- Work to be completed -
Collect the lines of the entries where "Systeme" shows up.

+-------+

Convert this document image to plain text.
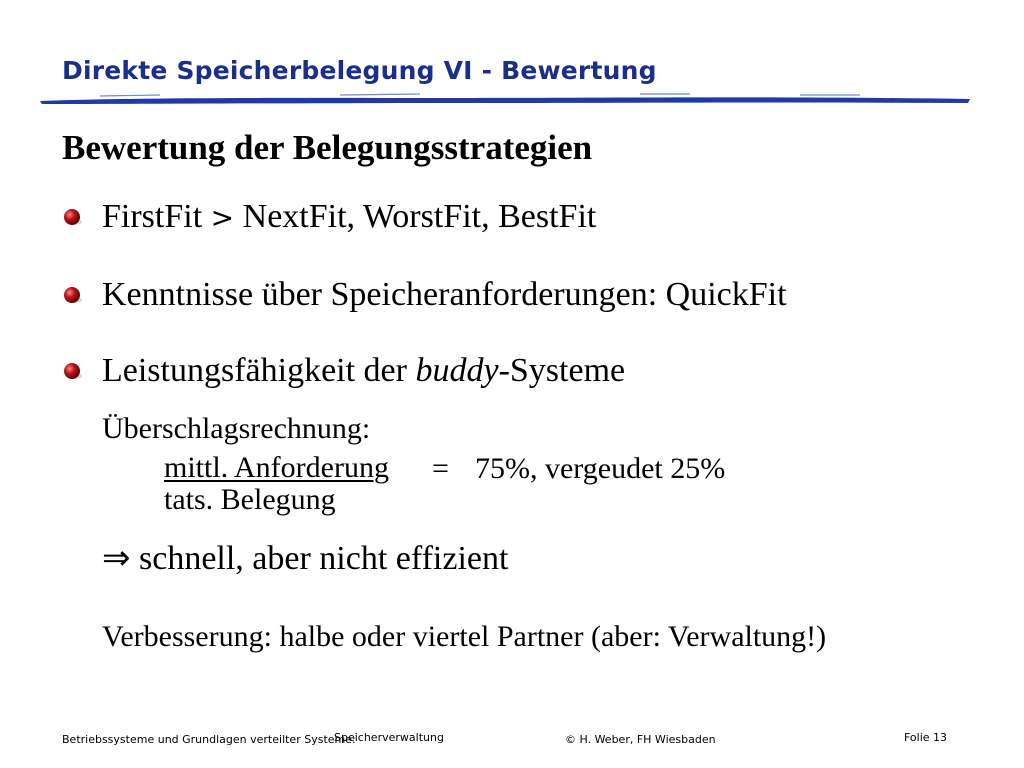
Direkte Speicherbelegung VI - Bewertung
Bewertung der Belegungsstrategien
FirstFit > NextFit, WorstFit, BestFit
Kenntnisse über Speicheranforderungen: QuickFit
Leistungsfähigkeit der buddy-Systeme
Überschlagsrechnung:
mittl. Anforderung
tats. Belegung
= 75%, vergeudet 25%
⇒ schnell, aber nicht effizient
Verbesserung: halbe oder viertel Partner (aber: Verwaltung!)
Betriebssysteme und Grundlagen verteilter Systeme:
Speicherverwaltung	© H. Weber, FH Wiesbaden	Folie 13
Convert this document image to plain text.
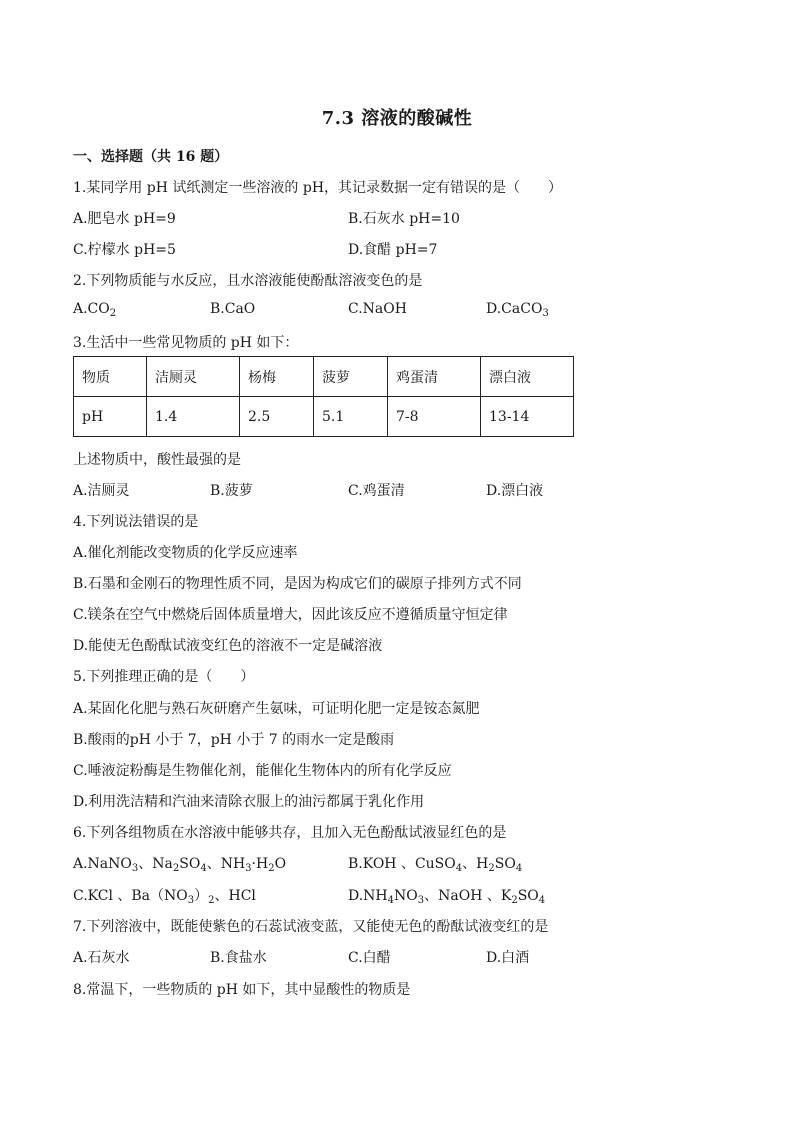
7.3 溶液的酸碱性
一、选择题（共 16 题）
1.某同学用 pH 试纸测定一些溶液的 pH，其记录数据一定有错误的是（　　）
A.肥皂水 pH=9	B.石灰水 pH=10
C.柠檬水 pH=5	D.食醋 pH=7
2.下列物质能与水反应，且水溶液能使酚酞溶液变色的是
$A.CO_2$	B.CaO	C.NaOH	D.CaCO$_3$
3.生活中一些常见物质的 pH 如下：
物质	洁厕灵	杨梅	菠萝	鸡蛋清	漂白液
pH	1.4	2.5	5.1	7-8	13-14
上述物质中，酸性最强的是
A.洁厕灵	B.菠萝	C.鸡蛋清	D.漂白液
4.下列说法错误的是
A.催化剂能改变物质的化学反应速率
B.石墨和金刚石的物理性质不同，是因为构成它们的碳原子排列方式不同
C.镁条在空气中燃烧后固体质量增大，因此该反应不遵循质量守恒定律
D.能使无色酚酞试液变红色的溶液不一定是碱溶液
5.下列推理正确的是（　　）
A.某固化化肥与熟石灰研磨产生氨味，可证明化肥一定是铵态氮肥
B.酸雨的pH 小于 7，pH 小于 7 的雨水一定是酸雨
C.唾液淀粉酶是生物催化剂，能催化生物体内的所有化学反应
D.利用洗洁精和汽油来清除衣服上的油污都属于乳化作用
6.下列各组物质在水溶液中能够共存，且加入无色酚酞试液显红色的是
A.NaNO$_3$、$Na_2SO_4$、$NH_3\cdot H_2O$	B.KOH 、CuSO$_4$、$H_2SO_4$
C.KCl 、$Ba(NO_3)_2$、HCl	$D.NH_4NO_3$、NaOH 、$K_2SO_4$
7.下列溶液中，既能使紫色的石蕊试液变蓝，又能使无色的酚酞试液变红的是
A.石灰水	B.食盐水	C.白醋	D.白酒
8.常温下，一些物质的 pH 如下，其中显酸性的物质是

+-------+

- Correct output -
Leistungsfähigkeit der buddy-Systeme
Betriebssysteme und Grundlagen verteilter Systeme:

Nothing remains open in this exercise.